■ **STATED EXERCISE**
Pictures aside, repeat every entry exactly.

[Data entries]
:::::

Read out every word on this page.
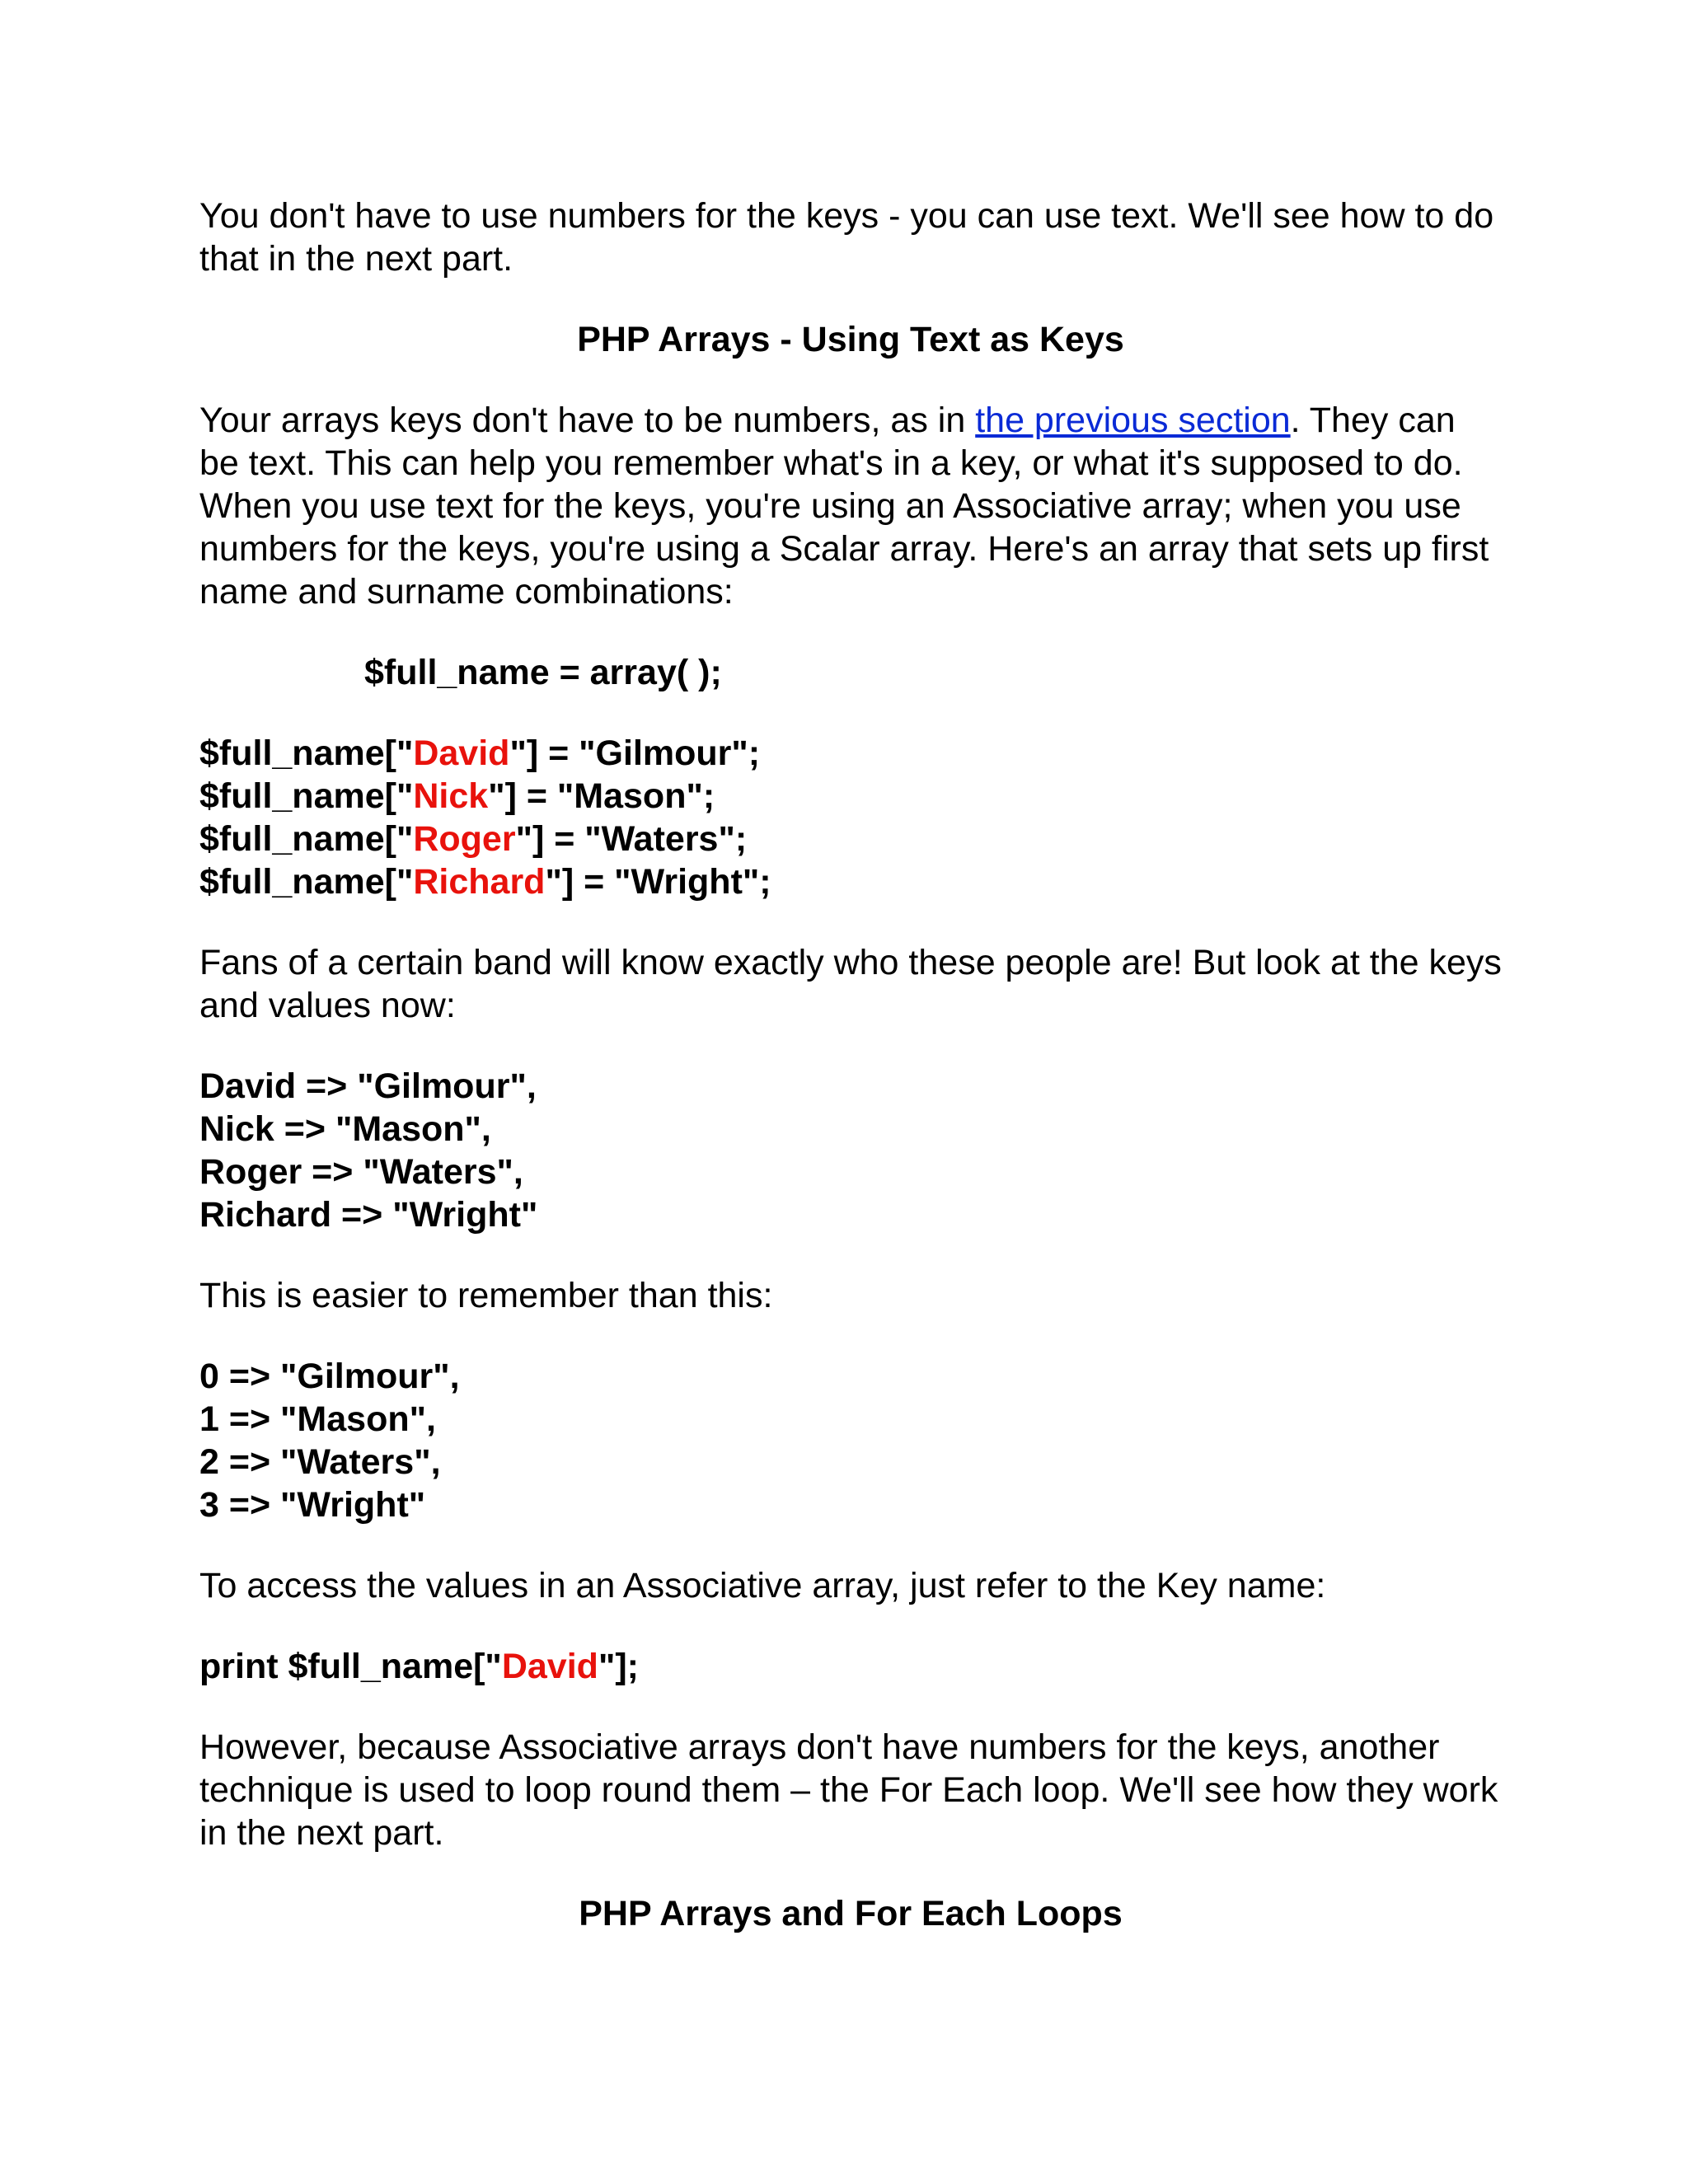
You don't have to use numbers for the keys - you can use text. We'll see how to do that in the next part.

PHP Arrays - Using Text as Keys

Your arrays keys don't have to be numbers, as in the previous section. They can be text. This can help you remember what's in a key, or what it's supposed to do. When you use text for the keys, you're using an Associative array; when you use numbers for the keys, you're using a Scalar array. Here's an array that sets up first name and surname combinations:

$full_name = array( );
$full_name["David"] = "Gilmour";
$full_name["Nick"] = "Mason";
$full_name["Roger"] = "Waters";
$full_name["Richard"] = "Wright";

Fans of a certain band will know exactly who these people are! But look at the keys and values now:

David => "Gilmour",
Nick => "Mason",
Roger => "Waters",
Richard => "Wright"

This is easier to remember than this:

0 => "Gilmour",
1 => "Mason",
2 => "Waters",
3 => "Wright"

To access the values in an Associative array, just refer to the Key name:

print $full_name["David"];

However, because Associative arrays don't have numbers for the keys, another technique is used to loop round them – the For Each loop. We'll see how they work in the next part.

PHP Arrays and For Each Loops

:::::

■ **TASK RESULT**
Read out every word on this page.
You don't have to use numbers for the keys - you can use text. We'll see how to do that in the next part.

PHP Arrays - Using Text as Keys

Your arrays keys don't have to be numbers, as in the previous section. They can be text. This can help you remember what's in a key, or what it's supposed to do. When you use text for the keys, you're using an Associative array; when you use numbers for the keys, you're using a Scalar array. Here's an array that sets up first name and surname combinations:

$full_name = array( );
$full_name["David"] = "Gilmour";
$full_name["Nick"] = "Mason";
$full_name["Roger"] = "Waters";
$full_name["Richard"] = "Wright";

Fans of a certain band will know exactly who these people are! But look at the keys and values now:

David => "Gilmour",
Nick => "Mason",
Roger => "Waters",
Richard => "Wright"

This is easier to remember than this:

0 => "Gilmour",
1 => "Mason",
2 => "Waters",
3 => "Wright"

To access the values in an Associative array, just refer to the Key name:

print $full_name["David"];

However, because Associative arrays don't have numbers for the keys, another technique is used to loop round them – the For Each loop. We'll see how they work in the next part.

PHP Arrays and For Each Loops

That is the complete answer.